Can you write out every one of the lines below, character for character, without changing anything?

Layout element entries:
-- start --
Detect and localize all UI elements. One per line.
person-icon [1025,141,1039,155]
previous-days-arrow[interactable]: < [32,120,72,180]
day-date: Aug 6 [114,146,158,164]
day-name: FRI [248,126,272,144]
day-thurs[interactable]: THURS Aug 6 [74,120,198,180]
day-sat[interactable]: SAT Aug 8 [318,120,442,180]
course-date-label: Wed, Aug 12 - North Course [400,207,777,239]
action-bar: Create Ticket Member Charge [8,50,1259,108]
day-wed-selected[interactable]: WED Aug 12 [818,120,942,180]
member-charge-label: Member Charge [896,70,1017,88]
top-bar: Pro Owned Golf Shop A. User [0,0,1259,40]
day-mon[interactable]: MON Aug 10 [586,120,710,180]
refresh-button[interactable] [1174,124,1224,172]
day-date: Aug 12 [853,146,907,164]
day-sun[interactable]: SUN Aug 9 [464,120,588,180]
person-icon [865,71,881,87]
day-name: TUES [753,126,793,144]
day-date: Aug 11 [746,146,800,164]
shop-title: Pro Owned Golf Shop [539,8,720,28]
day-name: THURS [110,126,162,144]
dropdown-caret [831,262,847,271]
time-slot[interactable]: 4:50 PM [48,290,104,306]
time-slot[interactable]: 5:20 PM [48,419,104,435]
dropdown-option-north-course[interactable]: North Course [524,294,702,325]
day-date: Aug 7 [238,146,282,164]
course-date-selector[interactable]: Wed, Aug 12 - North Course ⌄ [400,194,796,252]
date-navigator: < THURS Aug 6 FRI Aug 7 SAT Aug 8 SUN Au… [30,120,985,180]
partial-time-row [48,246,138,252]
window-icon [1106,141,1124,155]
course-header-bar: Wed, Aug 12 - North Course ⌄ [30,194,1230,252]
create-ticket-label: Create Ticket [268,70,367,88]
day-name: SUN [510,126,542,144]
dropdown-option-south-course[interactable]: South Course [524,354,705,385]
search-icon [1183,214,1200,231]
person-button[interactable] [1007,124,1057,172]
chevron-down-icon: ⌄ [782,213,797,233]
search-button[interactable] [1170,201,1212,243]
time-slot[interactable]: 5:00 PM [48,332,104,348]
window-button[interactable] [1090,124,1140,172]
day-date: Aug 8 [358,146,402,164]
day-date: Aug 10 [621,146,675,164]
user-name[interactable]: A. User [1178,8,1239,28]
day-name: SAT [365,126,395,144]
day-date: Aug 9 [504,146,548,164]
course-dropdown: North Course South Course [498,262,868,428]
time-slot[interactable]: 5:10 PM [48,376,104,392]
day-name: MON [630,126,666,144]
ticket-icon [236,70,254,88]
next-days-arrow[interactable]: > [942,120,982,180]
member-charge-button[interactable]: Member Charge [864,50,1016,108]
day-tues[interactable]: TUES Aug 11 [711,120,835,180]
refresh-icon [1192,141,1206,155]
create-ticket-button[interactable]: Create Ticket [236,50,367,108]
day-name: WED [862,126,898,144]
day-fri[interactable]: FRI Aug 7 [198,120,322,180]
-- end --
TASK RESPONSE:
Detect and localize all UI elements. One per line.
person-icon [1025,141,1039,155]
previous-days-arrow[interactable]: < [32,120,72,180]
day-date: Aug 6 [114,146,158,164]
day-name: FRI [248,126,272,144]
day-thurs[interactable]: THURS Aug 6 [74,120,198,180]
day-sat[interactable]: SAT Aug 8 [318,120,442,180]
course-date-label: Wed, Aug 12 - North Course [400,207,777,239]
action-bar: Create Ticket Member Charge [8,50,1259,108]
day-wed-selected[interactable]: WED Aug 12 [818,120,942,180]
member-charge-label: Member Charge [896,70,1017,88]
top-bar: Pro Owned Golf Shop A. User [0,0,1259,40]
day-mon[interactable]: MON Aug 10 [586,120,710,180]
refresh-button[interactable] [1174,124,1224,172]
day-date: Aug 12 [853,146,907,164]
day-sun[interactable]: SUN Aug 9 [464,120,588,180]
person-icon [865,71,881,87]
day-name: TUES [753,126,793,144]
day-date: Aug 11 [746,146,800,164]
shop-title: Pro Owned Golf Shop [539,8,720,28]
day-name: THURS [110,126,162,144]
dropdown-caret [831,262,847,271]
time-slot[interactable]: 4:50 PM [48,290,104,306]
time-slot[interactable]: 5:20 PM [48,419,104,435]
dropdown-option-north-course[interactable]: North Course [524,294,702,325]
day-date: Aug 7 [238,146,282,164]
course-date-selector[interactable]: Wed, Aug 12 - North Course ⌄ [400,194,796,252]
date-navigator: < THURS Aug 6 FRI Aug 7 SAT Aug 8 SUN Au… [30,120,985,180]
partial-time-row [48,246,138,252]
window-icon [1106,141,1124,155]
course-header-bar: Wed, Aug 12 - North Course ⌄ [30,194,1230,252]
create-ticket-label: Create Ticket [268,70,367,88]
day-name: SUN [510,126,542,144]
dropdown-option-south-course[interactable]: South Course [524,354,705,385]
search-icon [1183,214,1200,231]
person-button[interactable] [1007,124,1057,172]
chevron-down-icon: ⌄ [782,213,797,233]
search-button[interactable] [1170,201,1212,243]
time-slot[interactable]: 5:00 PM [48,332,104,348]
window-button[interactable] [1090,124,1140,172]
day-date: Aug 8 [358,146,402,164]
day-date: Aug 10 [621,146,675,164]
user-name[interactable]: A. User [1178,8,1239,28]
day-name: SAT [365,126,395,144]
day-date: Aug 9 [504,146,548,164]
course-dropdown: North Course South Course [498,262,868,428]
time-slot[interactable]: 5:10 PM [48,376,104,392]
day-name: MON [630,126,666,144]
ticket-icon [236,70,254,88]
next-days-arrow[interactable]: > [942,120,982,180]
member-charge-button[interactable]: Member Charge [864,50,1016,108]
day-tues[interactable]: TUES Aug 11 [711,120,835,180]
refresh-icon [1192,141,1206,155]
create-ticket-button[interactable]: Create Ticket [236,50,367,108]
day-name: WED [862,126,898,144]
day-fri[interactable]: FRI Aug 7 [198,120,322,180]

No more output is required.